**Entries**
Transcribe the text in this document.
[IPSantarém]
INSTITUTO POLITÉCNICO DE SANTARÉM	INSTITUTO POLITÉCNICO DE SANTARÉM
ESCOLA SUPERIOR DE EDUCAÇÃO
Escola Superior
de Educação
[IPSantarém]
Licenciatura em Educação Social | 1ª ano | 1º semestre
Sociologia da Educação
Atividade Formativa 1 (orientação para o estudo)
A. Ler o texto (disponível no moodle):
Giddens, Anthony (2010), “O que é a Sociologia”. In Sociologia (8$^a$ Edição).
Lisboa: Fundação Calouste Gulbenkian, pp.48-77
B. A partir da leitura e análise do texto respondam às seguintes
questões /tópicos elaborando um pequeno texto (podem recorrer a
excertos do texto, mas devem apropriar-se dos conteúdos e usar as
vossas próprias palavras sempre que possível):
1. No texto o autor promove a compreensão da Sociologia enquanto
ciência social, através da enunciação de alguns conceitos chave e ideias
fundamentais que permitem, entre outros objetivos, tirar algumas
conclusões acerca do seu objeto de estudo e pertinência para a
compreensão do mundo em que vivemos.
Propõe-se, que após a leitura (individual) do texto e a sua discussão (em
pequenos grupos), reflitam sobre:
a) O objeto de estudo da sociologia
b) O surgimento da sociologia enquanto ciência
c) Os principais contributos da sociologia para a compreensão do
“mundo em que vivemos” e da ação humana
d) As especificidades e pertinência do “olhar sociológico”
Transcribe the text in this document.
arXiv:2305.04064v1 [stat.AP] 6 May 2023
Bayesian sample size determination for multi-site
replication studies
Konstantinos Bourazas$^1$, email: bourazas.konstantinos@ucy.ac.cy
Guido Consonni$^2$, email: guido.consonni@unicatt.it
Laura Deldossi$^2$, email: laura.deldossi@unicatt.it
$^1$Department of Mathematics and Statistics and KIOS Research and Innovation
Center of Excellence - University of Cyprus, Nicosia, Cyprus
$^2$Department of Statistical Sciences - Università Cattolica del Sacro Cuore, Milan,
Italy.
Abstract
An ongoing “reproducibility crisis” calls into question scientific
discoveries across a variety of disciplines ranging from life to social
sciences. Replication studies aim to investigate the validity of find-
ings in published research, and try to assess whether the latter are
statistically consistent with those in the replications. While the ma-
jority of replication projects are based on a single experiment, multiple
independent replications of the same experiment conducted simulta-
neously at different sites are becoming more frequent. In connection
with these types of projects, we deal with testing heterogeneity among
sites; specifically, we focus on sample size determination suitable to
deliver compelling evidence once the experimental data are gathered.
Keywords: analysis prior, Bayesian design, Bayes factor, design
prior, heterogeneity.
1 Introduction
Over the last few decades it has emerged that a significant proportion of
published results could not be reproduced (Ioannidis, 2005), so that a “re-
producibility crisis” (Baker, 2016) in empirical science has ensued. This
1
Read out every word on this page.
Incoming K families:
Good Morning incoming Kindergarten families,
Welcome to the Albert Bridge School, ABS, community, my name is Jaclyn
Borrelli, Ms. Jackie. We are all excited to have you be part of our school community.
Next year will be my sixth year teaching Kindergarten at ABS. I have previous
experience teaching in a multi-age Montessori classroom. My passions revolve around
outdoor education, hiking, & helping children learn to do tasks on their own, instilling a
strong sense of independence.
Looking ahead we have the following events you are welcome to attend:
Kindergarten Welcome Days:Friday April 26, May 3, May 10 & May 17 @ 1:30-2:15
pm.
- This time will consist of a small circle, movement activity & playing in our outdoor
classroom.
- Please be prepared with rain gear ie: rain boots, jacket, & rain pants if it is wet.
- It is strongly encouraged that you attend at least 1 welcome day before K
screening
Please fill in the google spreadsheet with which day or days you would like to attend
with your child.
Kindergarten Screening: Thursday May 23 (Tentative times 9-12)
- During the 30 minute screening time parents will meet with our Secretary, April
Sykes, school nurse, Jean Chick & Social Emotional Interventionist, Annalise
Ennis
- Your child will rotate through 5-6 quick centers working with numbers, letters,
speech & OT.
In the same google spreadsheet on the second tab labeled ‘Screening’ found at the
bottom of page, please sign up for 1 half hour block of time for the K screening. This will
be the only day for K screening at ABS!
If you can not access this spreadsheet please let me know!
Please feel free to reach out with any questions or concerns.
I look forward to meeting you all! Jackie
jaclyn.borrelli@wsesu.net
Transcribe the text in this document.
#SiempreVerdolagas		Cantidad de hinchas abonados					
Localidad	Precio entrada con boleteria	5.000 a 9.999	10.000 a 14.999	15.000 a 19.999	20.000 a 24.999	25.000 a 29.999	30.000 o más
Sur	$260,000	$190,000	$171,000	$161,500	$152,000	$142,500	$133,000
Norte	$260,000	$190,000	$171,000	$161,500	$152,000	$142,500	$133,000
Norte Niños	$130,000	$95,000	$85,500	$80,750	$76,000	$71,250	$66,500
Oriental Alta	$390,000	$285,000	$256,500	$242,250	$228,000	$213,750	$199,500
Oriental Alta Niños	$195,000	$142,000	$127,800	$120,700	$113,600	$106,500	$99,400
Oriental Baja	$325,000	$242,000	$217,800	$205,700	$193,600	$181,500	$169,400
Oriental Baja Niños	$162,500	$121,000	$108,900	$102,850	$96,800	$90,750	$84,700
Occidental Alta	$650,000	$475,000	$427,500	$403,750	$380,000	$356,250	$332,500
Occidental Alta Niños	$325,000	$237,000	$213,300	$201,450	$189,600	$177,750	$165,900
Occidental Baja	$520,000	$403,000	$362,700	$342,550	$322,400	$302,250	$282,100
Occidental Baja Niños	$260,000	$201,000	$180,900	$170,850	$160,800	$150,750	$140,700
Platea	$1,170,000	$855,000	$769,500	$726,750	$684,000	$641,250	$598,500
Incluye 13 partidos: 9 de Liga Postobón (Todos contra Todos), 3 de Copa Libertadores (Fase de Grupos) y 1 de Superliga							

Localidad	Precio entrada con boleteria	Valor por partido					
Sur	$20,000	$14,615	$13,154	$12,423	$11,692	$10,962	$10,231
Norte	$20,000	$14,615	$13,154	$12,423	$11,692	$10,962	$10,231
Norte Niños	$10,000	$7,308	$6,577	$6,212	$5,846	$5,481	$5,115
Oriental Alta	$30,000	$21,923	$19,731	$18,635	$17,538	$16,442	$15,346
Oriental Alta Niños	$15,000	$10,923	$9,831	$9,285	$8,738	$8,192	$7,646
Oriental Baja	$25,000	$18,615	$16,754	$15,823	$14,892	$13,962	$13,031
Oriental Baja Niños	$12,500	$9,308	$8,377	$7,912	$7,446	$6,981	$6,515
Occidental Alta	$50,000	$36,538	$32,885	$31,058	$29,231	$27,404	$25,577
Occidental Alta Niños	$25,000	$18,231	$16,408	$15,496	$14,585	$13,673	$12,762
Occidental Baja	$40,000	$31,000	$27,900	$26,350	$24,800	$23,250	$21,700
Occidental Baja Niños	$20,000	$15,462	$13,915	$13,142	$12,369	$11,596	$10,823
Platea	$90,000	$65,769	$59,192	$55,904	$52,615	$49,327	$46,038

**Directive**
Where does the word "page" appear? Return each line that holds it.

**Task output**
Read out every word on this page.
bottom of page, please sign up for 1 half hour block of time for the K screening. This will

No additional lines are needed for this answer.